▸ To be done
Return each line of the data below verbatim; pictures are to be left out.

▸ Records shown
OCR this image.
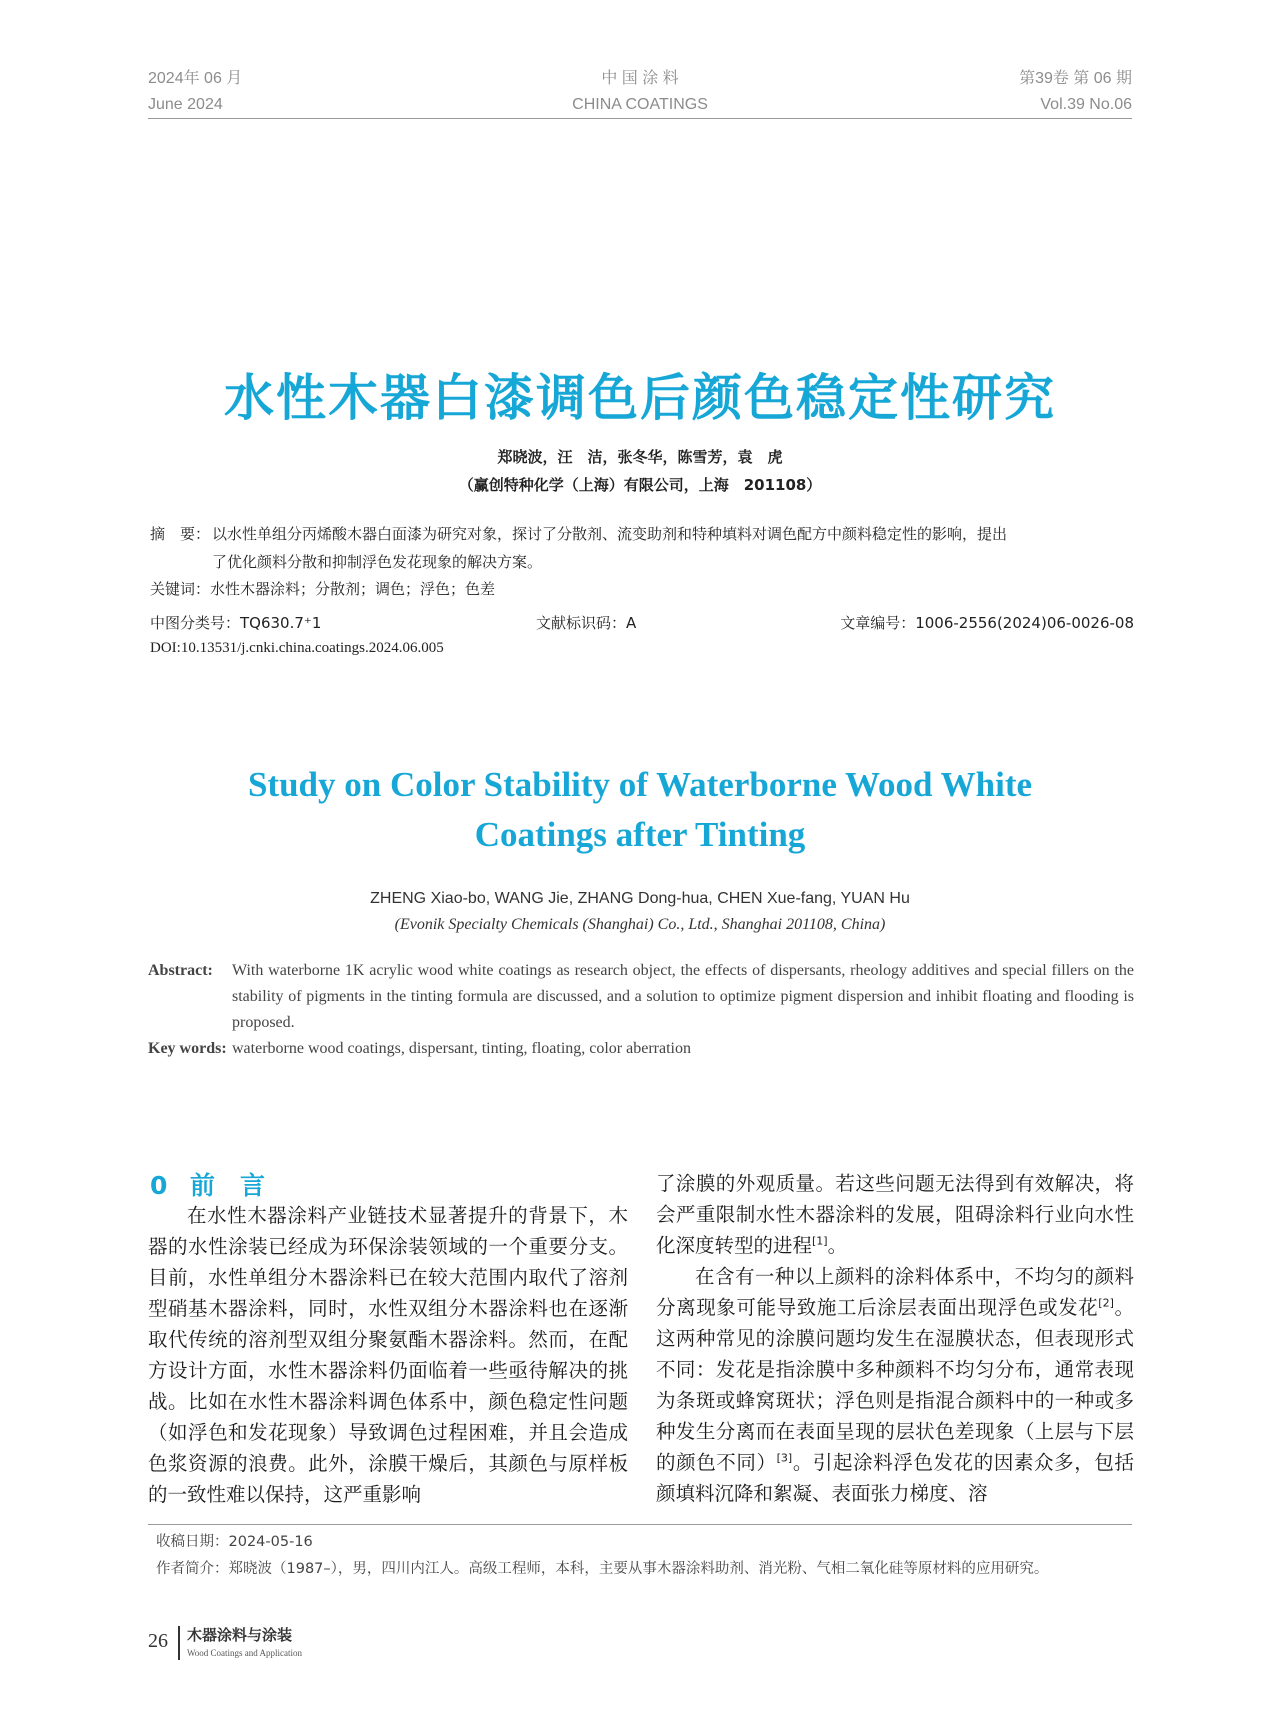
2024年 06 月
June 2024
中 国 涂 料
CHINA COATINGS
第39卷 第 06 期
Vol.39 No.06
水性木器白漆调色后颜色稳定性研究
郑晓波，汪　洁，张冬华，陈雪芳，袁　虎
（赢创特种化学（上海）有限公司，上海　201108）
摘　要： 以水性单组分丙烯酸木器白面漆为研究对象，探讨了分散剂、流变助剂和特种填料对调色配方中颜料稳定性的影响，提出
了优化颜料分散和抑制浮色发花现象的解决方案。
关键词：水性木器涂料；分散剂；调色；浮色；色差
中图分类号：TQ630.7⁺1	文献标识码：A	文章编号：1006-2556(2024)06-0026-08
DOI:10.13531/j.cnki.china.coatings.2024.06.005
Study on Color Stability of Waterborne Wood White
Coatings after Tinting
ZHENG Xiao-bo, WANG Jie, ZHANG Dong-hua, CHEN Xue-fang, YUAN Hu
(Evonik Specialty Chemicals (Shanghai) Co., Ltd., Shanghai 201108, China)
Abstract:	With waterborne 1K acrylic wood white coatings as research object, the effects of dispersants, rheology additives and special fillers on the stability of pigments in the tinting formula are discussed, and a solution to optimize pigment dispersion and inhibit floating and flooding is proposed.
Key words: waterborne wood coatings, dispersant, tinting, floating, color aberration
0 前　言

在水性木器涂料产业链技术显著提升的背景下，木器的水性涂装已经成为环保涂装领域的一个重要分支。目前，水性单组分木器涂料已在较大范围内取代了溶剂型硝基木器涂料，同时，水性双组分木器涂料也在逐渐取代传统的溶剂型双组分聚氨酯木器涂料。然而，在配方设计方面，水性木器涂料仍面临着一些亟待解决的挑战。比如在水性木器涂料调色体系中，颜色稳定性问题（如浮色和发花现象）导致调色过程困难，并且会造成色浆资源的浪费。此外，涂膜干燥后，其颜色与原样板的一致性难以保持，这严重影响

了涂膜的外观质量。若这些问题无法得到有效解决，将会严重限制水性木器涂料的发展，阻碍涂料行业向水性化深度转型的进程[1]。

在含有一种以上颜料的涂料体系中，不均匀的颜料分离现象可能导致施工后涂层表面出现浮色或发花[2]。这两种常见的涂膜问题均发生在湿膜状态，但表现形式不同：发花是指涂膜中多种颜料不均匀分布，通常表现为条斑或蜂窝斑状；浮色则是指混合颜料中的一种或多种发生分离而在表面呈现的层状色差现象（上层与下层的颜色不同）[3]。引起涂料浮色发花的因素众多，包括颜填料沉降和絮凝、表面张力梯度、溶

收稿日期：2024-05-16
作者简介：郑晓波（1987–），男，四川内江人。高级工程师，本科，主要从事木器涂料助剂、消光粉、气相二氧化硅等原材料的应用研究。
26 木器涂料与涂装
Wood Coatings and Application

▸ Exercise output
OCR this image.
2024年 06 月
June 2024
中 国 涂 料
CHINA COATINGS
第39卷 第 06 期
Vol.39 No.06
水性木器白漆调色后颜色稳定性研究
郑晓波，汪　洁，张冬华，陈雪芳，袁　虎
（赢创特种化学（上海）有限公司，上海　201108）
摘　要： 以水性单组分丙烯酸木器白面漆为研究对象，探讨了分散剂、流变助剂和特种填料对调色配方中颜料稳定性的影响，提出
了优化颜料分散和抑制浮色发花现象的解决方案。
关键词：水性木器涂料；分散剂；调色；浮色；色差
中图分类号：TQ630.7⁺1	文献标识码：A	文章编号：1006-2556(2024)06-0026-08
DOI:10.13531/j.cnki.china.coatings.2024.06.005
Study on Color Stability of Waterborne Wood White
Coatings after Tinting
ZHENG Xiao-bo, WANG Jie, ZHANG Dong-hua, CHEN Xue-fang, YUAN Hu
(Evonik Specialty Chemicals (Shanghai) Co., Ltd., Shanghai 201108, China)
Abstract:	With waterborne 1K acrylic wood white coatings as research object, the effects of dispersants, rheology additives and special fillers on the stability of pigments in the tinting formula are discussed, and a solution to optimize pigment dispersion and inhibit floating and flooding is proposed.
Key words: waterborne wood coatings, dispersant, tinting, floating, color aberration
0 前　言

在水性木器涂料产业链技术显著提升的背景下，木器的水性涂装已经成为环保涂装领域的一个重要分支。目前，水性单组分木器涂料已在较大范围内取代了溶剂型硝基木器涂料，同时，水性双组分木器涂料也在逐渐取代传统的溶剂型双组分聚氨酯木器涂料。然而，在配方设计方面，水性木器涂料仍面临着一些亟待解决的挑战。比如在水性木器涂料调色体系中，颜色稳定性问题（如浮色和发花现象）导致调色过程困难，并且会造成色浆资源的浪费。此外，涂膜干燥后，其颜色与原样板的一致性难以保持，这严重影响

了涂膜的外观质量。若这些问题无法得到有效解决，将会严重限制水性木器涂料的发展，阻碍涂料行业向水性化深度转型的进程[1]。

在含有一种以上颜料的涂料体系中，不均匀的颜料分离现象可能导致施工后涂层表面出现浮色或发花[2]。这两种常见的涂膜问题均发生在湿膜状态，但表现形式不同：发花是指涂膜中多种颜料不均匀分布，通常表现为条斑或蜂窝斑状；浮色则是指混合颜料中的一种或多种发生分离而在表面呈现的层状色差现象（上层与下层的颜色不同）[3]。引起涂料浮色发花的因素众多，包括颜填料沉降和絮凝、表面张力梯度、溶

收稿日期：2024-05-16
作者简介：郑晓波（1987–），男，四川内江人。高级工程师，本科，主要从事木器涂料助剂、消光粉、气相二氧化硅等原材料的应用研究。
26 木器涂料与涂装
Wood Coatings and Application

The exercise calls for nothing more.